Rewrite the lines between the one containing "calendar-day xyxy=(159,630,187,648)" and the one containing "price-heading xyxy=(243,24,723,46)", inclusive, changing "weekday-label" to "day-of-week-label" and leaving everything else as it is.

----

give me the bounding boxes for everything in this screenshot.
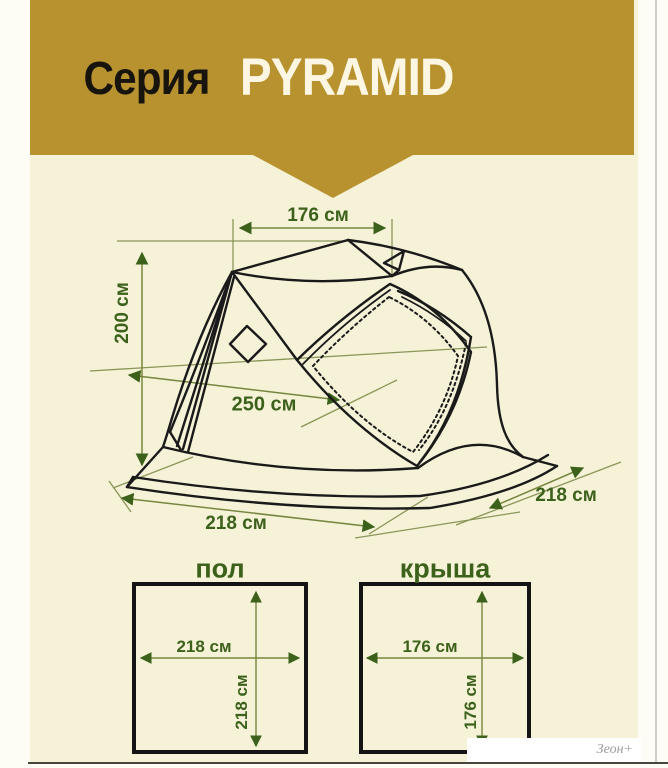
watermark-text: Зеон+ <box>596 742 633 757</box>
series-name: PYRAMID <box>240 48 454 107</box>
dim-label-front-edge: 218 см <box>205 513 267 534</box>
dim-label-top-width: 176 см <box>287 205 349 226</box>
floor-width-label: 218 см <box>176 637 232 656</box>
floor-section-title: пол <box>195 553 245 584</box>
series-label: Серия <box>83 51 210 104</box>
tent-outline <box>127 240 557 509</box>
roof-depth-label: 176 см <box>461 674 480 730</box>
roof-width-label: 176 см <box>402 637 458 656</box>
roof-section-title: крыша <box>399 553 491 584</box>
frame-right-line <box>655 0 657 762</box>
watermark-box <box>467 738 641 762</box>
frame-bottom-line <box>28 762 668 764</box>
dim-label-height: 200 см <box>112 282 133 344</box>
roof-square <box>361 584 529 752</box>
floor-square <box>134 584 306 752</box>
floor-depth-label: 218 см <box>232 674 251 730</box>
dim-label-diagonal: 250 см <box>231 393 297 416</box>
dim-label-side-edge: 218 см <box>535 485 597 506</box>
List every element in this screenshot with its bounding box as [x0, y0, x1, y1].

----

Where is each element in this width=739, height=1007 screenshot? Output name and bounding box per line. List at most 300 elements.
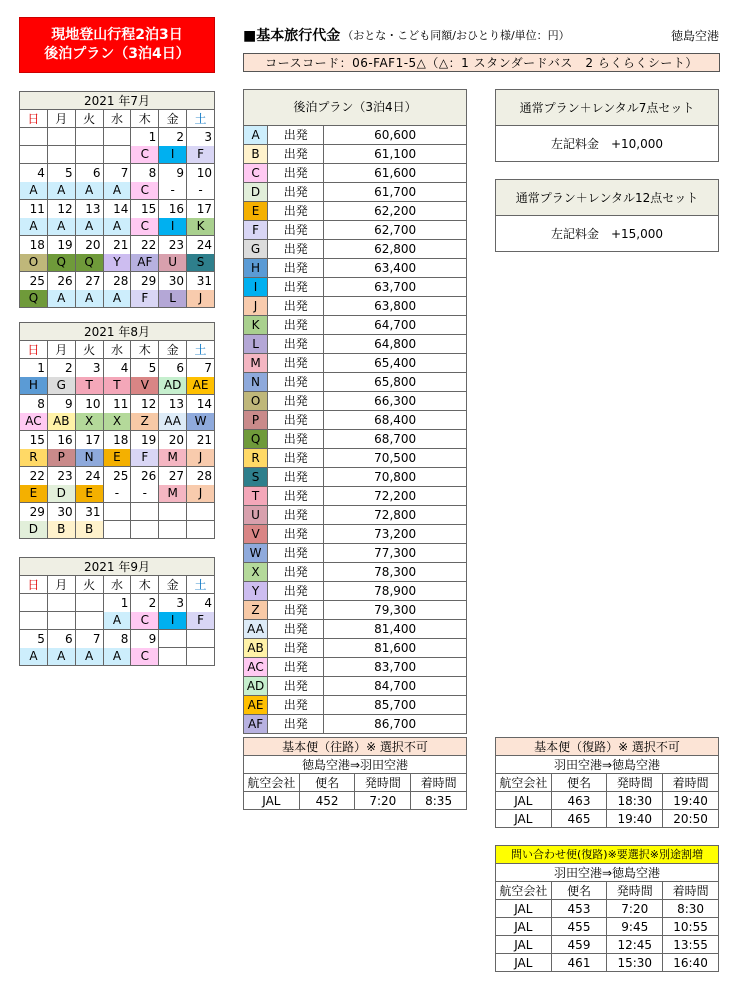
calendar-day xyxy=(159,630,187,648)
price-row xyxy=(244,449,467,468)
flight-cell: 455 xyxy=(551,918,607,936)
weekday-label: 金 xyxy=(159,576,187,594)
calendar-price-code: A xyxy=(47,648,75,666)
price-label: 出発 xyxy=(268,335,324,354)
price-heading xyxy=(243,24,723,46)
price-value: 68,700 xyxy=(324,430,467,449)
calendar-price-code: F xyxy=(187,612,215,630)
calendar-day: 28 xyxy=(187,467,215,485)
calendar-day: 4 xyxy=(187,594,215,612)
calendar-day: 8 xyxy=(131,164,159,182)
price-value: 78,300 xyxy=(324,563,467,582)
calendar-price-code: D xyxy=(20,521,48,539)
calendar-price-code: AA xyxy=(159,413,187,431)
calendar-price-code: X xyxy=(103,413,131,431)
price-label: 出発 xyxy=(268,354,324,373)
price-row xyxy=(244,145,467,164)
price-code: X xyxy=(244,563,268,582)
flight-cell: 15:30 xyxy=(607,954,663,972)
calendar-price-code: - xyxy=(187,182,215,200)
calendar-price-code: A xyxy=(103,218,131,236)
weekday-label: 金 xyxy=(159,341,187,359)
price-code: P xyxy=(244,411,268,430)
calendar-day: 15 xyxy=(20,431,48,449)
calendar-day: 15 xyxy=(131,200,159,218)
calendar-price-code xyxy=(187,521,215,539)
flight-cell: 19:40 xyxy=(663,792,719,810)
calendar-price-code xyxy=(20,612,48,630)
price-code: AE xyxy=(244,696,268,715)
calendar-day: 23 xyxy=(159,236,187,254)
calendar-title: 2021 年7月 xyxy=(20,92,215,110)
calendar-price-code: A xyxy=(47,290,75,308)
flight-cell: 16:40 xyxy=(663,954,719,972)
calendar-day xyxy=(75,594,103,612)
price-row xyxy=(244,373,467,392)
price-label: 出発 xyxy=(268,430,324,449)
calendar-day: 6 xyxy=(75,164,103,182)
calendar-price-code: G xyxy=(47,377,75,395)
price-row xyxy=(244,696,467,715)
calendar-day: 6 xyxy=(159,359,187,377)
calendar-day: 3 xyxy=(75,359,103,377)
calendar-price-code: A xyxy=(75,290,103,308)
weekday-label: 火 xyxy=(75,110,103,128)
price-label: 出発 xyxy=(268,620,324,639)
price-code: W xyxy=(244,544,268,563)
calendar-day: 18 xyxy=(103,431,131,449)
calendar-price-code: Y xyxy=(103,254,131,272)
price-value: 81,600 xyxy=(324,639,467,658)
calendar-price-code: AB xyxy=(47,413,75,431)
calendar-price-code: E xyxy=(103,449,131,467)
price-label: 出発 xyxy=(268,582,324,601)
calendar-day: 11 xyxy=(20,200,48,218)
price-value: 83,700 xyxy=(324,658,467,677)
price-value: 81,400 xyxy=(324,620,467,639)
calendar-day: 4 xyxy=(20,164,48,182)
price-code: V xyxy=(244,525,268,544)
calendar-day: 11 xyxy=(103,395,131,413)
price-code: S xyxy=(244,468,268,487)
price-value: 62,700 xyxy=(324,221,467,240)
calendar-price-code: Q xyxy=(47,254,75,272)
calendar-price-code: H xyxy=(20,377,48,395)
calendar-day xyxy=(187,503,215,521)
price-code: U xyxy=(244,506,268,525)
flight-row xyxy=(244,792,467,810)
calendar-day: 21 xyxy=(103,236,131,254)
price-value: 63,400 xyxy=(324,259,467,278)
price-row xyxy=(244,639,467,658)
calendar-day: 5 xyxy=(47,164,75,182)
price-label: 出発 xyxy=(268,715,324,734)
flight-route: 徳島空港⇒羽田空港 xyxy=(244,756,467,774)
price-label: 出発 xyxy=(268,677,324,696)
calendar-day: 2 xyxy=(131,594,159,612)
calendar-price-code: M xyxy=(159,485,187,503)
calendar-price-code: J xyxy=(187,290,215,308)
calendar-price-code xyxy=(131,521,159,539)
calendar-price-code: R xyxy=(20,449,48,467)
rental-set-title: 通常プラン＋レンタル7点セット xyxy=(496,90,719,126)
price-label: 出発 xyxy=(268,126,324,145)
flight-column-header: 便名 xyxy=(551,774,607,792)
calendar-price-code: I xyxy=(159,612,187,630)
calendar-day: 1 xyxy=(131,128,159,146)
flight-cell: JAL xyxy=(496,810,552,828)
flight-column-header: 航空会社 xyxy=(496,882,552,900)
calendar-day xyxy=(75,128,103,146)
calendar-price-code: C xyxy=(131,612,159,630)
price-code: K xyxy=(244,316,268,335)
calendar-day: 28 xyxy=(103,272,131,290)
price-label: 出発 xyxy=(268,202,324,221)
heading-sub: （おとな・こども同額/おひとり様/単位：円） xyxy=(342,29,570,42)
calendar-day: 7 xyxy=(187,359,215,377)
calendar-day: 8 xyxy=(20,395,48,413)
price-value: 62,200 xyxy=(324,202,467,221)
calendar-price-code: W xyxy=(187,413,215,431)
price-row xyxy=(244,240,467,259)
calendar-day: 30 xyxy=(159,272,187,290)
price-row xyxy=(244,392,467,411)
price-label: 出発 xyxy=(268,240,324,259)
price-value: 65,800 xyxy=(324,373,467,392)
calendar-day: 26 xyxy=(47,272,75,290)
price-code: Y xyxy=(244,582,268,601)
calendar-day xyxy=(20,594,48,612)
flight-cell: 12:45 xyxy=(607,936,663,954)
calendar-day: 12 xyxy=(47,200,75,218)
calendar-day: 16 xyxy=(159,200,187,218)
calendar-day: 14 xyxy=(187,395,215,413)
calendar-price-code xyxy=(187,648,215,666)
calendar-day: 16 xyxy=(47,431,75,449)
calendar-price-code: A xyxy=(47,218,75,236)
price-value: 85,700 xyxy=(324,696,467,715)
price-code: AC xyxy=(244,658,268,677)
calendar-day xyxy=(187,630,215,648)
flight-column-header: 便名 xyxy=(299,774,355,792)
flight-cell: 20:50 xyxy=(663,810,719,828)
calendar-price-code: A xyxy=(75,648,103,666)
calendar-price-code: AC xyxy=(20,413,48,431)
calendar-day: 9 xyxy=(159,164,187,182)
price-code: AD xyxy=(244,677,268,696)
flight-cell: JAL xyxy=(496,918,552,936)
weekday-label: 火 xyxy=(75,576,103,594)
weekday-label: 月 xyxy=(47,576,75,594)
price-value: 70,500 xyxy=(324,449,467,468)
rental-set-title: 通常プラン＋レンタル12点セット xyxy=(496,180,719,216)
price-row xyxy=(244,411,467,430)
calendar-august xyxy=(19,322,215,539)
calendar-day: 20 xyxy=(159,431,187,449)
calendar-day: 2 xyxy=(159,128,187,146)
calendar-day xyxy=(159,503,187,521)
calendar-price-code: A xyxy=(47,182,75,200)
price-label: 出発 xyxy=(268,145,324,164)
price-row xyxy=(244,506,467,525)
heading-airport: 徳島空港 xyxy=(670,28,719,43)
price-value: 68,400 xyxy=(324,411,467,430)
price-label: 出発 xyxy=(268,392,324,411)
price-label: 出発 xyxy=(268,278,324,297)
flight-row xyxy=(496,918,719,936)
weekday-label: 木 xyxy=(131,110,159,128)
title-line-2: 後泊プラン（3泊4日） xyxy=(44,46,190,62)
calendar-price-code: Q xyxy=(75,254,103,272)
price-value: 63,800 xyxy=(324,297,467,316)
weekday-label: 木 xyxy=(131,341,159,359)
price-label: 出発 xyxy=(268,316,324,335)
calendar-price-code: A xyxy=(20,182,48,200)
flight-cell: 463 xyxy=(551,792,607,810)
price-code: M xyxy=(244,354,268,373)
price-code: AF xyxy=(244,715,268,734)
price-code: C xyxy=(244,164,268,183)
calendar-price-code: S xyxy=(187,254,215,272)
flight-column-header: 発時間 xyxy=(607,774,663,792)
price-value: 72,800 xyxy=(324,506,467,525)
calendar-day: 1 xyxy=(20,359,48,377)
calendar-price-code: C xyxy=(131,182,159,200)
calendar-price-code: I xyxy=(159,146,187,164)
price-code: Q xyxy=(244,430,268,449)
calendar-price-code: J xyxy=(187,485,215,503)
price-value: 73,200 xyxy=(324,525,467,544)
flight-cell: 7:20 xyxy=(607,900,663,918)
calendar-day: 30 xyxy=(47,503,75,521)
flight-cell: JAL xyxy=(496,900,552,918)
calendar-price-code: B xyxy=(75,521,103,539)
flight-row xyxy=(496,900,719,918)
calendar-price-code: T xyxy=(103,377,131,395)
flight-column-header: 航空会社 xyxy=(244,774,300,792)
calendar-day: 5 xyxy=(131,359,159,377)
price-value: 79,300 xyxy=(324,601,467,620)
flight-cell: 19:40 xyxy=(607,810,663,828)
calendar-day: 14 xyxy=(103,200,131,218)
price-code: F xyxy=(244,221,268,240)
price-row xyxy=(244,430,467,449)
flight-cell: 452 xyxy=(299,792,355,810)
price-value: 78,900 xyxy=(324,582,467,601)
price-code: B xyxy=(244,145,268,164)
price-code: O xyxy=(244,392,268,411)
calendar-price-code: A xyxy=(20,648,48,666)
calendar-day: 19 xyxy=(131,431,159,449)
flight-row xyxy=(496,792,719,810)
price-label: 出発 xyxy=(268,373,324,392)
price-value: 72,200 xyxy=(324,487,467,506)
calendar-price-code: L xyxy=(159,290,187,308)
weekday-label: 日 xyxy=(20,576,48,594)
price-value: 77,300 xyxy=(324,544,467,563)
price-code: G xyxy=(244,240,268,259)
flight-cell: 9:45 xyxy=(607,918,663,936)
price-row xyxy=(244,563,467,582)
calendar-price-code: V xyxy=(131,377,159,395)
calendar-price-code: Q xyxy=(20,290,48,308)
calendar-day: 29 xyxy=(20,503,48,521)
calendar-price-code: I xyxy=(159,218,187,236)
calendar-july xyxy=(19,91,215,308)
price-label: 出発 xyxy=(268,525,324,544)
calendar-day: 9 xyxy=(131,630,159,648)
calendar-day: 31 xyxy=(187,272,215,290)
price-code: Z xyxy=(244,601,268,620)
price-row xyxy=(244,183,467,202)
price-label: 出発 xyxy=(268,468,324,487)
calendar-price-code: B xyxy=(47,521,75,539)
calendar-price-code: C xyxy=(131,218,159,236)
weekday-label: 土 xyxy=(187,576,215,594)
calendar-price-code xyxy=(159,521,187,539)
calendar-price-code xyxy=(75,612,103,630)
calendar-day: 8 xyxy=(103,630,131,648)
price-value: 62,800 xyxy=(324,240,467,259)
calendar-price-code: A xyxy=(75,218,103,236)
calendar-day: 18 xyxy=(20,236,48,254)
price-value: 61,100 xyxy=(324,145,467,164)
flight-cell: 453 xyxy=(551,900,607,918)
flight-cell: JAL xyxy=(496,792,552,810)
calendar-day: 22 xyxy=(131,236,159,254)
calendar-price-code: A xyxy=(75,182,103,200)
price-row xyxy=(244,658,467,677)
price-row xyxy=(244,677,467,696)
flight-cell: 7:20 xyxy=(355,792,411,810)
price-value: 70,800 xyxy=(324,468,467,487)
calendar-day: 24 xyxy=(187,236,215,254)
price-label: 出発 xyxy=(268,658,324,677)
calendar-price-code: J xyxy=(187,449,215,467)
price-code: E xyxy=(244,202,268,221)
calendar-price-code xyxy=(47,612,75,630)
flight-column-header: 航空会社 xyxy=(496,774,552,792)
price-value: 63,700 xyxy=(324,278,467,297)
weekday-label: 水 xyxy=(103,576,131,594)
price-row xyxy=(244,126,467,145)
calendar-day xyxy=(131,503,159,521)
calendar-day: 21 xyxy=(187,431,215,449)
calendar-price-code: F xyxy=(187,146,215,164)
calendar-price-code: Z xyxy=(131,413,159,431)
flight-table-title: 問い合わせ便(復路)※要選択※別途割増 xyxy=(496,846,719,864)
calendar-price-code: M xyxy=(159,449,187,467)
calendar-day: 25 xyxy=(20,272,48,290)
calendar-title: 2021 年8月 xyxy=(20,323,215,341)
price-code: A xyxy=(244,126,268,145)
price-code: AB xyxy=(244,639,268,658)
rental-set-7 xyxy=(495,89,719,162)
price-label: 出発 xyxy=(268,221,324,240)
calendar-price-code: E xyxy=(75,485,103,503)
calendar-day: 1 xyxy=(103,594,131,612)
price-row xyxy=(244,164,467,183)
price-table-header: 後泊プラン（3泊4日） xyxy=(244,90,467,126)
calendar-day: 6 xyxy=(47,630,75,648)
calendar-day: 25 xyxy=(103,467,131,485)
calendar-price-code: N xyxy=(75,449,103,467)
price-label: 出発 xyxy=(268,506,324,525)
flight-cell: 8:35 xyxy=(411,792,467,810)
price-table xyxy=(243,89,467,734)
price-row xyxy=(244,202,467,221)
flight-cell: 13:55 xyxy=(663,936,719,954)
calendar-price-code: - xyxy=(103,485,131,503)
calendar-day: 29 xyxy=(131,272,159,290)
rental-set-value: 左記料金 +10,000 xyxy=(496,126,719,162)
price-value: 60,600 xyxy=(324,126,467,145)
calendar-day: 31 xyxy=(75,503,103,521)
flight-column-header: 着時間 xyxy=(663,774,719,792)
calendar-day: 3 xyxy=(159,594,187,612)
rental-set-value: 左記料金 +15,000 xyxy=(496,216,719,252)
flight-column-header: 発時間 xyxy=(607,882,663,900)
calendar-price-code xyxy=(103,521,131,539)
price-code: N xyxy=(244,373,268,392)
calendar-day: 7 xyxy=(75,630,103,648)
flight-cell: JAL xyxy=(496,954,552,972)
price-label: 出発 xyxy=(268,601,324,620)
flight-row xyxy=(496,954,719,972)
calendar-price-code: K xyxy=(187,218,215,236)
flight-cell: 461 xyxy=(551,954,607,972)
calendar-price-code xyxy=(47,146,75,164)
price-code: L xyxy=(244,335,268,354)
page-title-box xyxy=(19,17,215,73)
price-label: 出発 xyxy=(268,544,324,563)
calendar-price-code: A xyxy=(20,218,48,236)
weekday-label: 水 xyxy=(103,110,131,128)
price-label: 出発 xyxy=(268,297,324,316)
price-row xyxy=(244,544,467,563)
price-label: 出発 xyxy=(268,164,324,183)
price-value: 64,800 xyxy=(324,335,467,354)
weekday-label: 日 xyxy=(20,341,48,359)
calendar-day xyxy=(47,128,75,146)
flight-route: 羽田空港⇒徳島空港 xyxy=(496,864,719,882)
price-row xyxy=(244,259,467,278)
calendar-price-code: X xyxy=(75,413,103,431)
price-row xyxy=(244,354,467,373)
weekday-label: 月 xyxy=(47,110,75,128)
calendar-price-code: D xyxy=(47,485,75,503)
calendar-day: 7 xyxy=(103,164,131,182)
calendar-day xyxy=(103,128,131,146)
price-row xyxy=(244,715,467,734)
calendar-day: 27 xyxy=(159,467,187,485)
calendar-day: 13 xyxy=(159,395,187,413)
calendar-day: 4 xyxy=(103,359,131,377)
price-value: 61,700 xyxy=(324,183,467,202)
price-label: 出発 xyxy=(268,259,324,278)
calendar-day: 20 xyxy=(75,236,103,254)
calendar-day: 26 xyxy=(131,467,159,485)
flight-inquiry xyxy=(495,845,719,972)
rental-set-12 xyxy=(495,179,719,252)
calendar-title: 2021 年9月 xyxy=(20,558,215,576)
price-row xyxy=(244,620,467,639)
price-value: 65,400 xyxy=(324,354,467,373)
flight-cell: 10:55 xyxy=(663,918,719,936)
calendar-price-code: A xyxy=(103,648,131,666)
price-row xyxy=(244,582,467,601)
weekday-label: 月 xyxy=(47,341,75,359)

----

= Completed exercise =
calendar-day xyxy=(159,630,187,648)
price-row xyxy=(244,449,467,468)
flight-cell: 455 xyxy=(551,918,607,936)
day-of-week-label: 金 xyxy=(159,576,187,594)
calendar-price-code: A xyxy=(47,648,75,666)
price-label: 出発 xyxy=(268,335,324,354)
price-heading xyxy=(243,24,723,46)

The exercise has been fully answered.